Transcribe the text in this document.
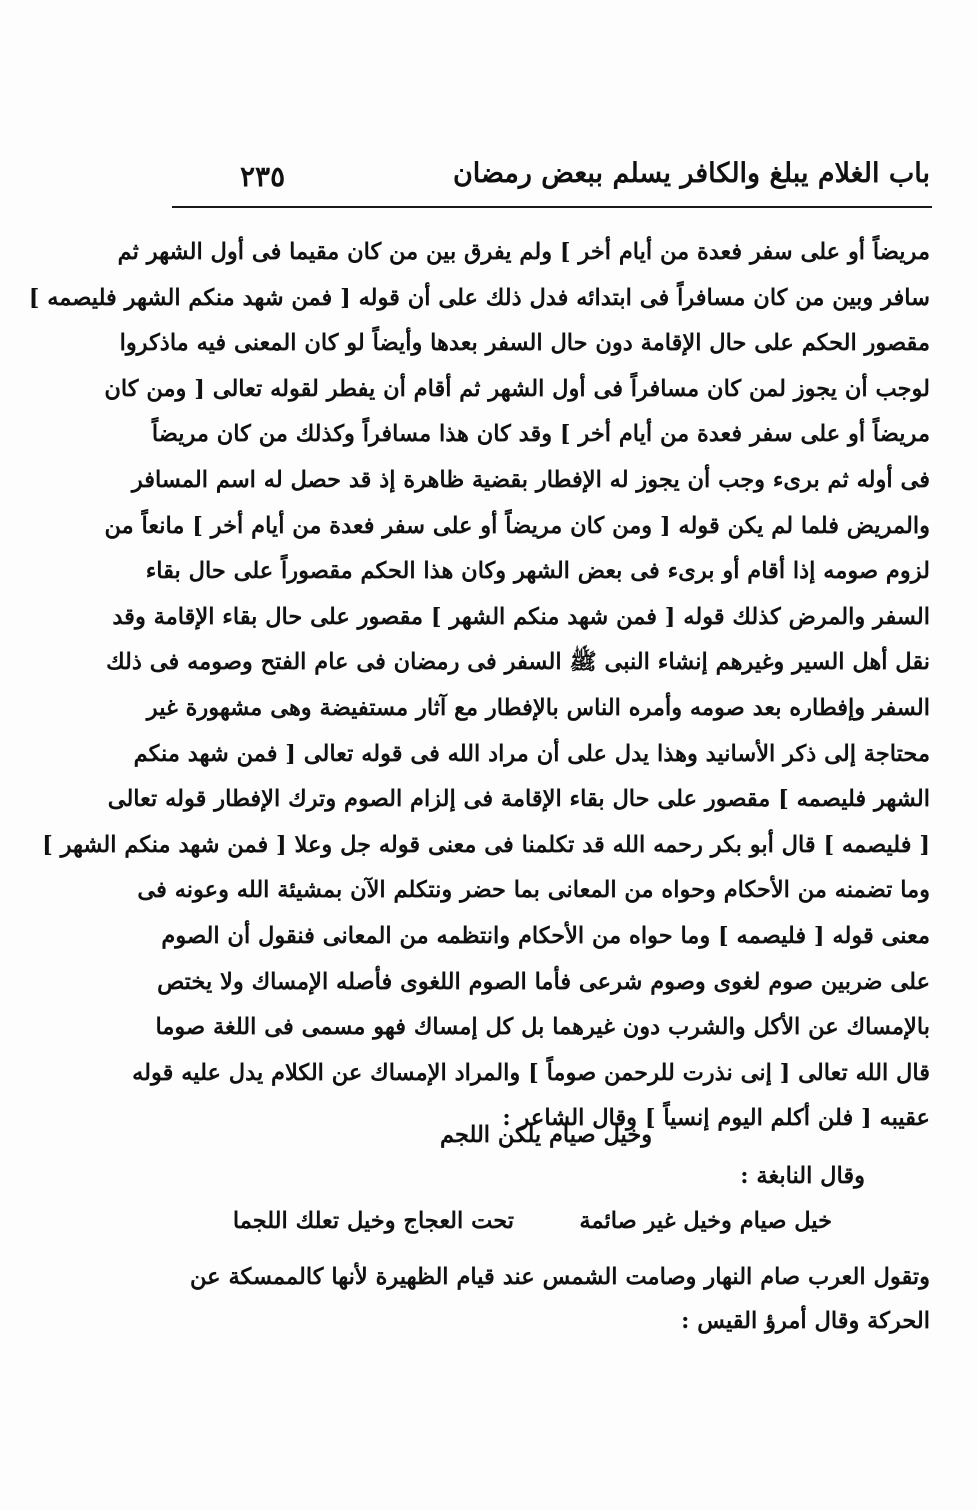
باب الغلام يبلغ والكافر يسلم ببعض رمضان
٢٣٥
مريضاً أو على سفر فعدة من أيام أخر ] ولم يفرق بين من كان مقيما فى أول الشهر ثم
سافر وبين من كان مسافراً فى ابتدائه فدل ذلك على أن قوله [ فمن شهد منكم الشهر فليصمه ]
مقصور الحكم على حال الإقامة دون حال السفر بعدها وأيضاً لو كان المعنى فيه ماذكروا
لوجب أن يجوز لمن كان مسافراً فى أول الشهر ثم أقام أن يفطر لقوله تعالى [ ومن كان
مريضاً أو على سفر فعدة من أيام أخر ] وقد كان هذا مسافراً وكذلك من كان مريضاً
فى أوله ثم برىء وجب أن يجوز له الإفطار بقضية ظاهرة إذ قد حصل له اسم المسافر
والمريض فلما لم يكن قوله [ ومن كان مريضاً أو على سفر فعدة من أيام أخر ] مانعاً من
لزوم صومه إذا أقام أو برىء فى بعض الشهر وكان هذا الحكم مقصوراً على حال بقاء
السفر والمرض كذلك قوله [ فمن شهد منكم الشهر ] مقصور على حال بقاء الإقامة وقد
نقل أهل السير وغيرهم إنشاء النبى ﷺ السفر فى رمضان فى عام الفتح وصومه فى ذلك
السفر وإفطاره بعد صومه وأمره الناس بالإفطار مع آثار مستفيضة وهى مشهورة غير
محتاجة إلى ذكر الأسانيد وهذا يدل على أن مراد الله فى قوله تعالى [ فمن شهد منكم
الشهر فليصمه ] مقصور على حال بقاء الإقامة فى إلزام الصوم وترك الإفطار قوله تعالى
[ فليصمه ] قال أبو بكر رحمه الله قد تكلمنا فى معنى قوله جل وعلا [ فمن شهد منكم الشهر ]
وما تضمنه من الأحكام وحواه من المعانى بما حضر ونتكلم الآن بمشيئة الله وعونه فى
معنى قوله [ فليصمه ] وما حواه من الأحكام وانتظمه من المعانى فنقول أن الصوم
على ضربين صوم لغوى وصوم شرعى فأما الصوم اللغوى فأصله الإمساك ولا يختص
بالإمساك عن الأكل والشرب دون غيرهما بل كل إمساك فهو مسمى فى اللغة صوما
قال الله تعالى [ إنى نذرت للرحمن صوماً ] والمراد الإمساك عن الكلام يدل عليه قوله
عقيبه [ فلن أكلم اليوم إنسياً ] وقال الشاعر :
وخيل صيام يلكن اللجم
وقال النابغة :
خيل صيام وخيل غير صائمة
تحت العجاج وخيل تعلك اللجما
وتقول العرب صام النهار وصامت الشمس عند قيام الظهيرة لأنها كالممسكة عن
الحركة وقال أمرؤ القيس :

== == ==

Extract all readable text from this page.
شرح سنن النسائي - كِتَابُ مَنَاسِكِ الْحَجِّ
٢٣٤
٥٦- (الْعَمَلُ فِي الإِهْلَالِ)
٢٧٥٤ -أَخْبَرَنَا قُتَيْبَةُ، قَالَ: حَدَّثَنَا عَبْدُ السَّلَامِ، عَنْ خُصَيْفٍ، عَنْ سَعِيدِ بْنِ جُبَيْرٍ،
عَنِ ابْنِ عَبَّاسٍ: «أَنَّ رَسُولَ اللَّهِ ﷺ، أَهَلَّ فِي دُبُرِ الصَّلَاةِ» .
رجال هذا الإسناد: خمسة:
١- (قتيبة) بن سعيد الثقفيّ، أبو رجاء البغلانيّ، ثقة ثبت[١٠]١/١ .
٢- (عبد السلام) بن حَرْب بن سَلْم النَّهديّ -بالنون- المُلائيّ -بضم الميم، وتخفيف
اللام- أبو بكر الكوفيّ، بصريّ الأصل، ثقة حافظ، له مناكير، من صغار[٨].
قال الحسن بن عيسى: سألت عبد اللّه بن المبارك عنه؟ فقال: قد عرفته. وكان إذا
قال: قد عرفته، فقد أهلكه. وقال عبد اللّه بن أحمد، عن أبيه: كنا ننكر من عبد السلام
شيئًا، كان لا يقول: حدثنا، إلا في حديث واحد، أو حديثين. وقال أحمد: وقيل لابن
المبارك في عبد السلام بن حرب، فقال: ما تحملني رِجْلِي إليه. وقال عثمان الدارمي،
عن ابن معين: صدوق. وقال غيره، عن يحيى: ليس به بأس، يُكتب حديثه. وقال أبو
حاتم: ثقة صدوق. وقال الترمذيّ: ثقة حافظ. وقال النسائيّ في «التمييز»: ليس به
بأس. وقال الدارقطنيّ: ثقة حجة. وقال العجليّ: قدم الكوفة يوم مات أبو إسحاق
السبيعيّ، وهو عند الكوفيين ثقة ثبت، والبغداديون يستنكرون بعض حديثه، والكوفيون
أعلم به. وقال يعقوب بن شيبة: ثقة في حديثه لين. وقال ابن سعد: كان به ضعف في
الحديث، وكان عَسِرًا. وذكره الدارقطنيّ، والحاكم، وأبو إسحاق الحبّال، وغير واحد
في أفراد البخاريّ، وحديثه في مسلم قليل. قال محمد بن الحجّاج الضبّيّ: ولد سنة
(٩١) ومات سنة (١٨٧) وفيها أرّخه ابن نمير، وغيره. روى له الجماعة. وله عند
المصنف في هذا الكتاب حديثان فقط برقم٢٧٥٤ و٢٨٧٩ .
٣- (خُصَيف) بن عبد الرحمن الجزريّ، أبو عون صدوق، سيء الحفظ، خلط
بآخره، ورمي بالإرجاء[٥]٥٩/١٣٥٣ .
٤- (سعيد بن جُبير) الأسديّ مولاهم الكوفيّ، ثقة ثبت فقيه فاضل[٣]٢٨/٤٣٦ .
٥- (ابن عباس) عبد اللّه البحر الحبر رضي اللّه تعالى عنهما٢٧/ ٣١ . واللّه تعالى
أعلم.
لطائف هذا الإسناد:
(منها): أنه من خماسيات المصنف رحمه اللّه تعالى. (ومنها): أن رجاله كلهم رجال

== == ==

_Job_
Extract each line from the listing that holds the word "رجال".

_Answer in full_
رجال هذا الإسناد: خمسة:
(منها): أنه من خماسيات المصنف رحمه اللّه تعالى. (ومنها): أن رجاله كلهم رجال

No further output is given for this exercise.